— BEGIN Entries supplied —
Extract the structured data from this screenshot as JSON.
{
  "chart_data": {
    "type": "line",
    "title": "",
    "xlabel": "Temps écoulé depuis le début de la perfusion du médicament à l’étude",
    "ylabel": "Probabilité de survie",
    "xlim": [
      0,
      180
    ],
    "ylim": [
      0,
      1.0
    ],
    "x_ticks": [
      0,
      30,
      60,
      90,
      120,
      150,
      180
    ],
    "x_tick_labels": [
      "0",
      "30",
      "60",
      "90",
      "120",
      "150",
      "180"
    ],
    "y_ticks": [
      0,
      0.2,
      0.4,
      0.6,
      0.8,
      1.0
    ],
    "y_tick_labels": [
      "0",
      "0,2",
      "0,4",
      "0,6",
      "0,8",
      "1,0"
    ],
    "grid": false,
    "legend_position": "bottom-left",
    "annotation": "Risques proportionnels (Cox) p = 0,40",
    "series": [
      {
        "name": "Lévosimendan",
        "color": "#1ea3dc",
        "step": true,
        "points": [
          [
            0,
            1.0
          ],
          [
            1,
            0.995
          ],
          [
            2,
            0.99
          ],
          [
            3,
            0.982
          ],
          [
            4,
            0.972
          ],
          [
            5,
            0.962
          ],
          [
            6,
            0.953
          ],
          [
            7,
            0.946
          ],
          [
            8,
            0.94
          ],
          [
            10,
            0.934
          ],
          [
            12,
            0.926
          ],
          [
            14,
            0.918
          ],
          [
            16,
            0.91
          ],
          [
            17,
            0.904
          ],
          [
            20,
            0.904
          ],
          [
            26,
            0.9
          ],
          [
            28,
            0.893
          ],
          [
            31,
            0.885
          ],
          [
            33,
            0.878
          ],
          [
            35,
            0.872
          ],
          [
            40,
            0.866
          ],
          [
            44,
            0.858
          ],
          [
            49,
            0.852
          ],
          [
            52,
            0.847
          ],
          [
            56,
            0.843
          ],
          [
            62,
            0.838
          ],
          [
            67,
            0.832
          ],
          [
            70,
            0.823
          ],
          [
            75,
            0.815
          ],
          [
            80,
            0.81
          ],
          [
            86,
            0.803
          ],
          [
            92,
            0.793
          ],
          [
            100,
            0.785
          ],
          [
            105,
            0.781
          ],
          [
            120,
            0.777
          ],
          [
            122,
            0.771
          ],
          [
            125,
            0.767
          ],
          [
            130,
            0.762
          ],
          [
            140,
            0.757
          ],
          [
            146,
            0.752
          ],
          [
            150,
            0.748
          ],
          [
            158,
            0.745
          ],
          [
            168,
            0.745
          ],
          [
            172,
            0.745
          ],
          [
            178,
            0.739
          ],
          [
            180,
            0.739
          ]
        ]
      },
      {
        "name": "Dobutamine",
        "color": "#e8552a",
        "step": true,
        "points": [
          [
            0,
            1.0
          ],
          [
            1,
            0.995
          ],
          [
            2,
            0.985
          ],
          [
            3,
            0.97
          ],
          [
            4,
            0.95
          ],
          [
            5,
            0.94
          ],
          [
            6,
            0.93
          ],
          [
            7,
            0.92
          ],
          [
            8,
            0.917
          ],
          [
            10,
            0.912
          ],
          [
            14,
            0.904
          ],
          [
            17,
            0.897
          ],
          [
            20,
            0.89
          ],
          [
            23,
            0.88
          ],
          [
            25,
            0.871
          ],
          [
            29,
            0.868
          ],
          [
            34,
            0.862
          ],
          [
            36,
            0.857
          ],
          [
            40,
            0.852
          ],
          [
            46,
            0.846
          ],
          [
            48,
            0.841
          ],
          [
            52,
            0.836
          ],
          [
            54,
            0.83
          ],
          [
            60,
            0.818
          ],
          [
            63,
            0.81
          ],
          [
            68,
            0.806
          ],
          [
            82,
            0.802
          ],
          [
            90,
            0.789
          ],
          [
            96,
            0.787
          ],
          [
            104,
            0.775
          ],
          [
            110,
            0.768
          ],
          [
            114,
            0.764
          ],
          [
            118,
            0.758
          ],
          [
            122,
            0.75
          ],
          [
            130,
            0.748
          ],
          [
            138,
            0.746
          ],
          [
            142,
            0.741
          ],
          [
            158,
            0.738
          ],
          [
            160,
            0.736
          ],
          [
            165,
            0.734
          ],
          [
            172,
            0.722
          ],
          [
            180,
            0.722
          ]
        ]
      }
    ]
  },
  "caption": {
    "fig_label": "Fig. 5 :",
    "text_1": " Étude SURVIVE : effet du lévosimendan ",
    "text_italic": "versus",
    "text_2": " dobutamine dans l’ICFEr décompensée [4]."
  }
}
— END Entries supplied —
_Your task_: The word "name" appears in how many lines of the data? Answer with only the number.

_Output of the exercise_: 2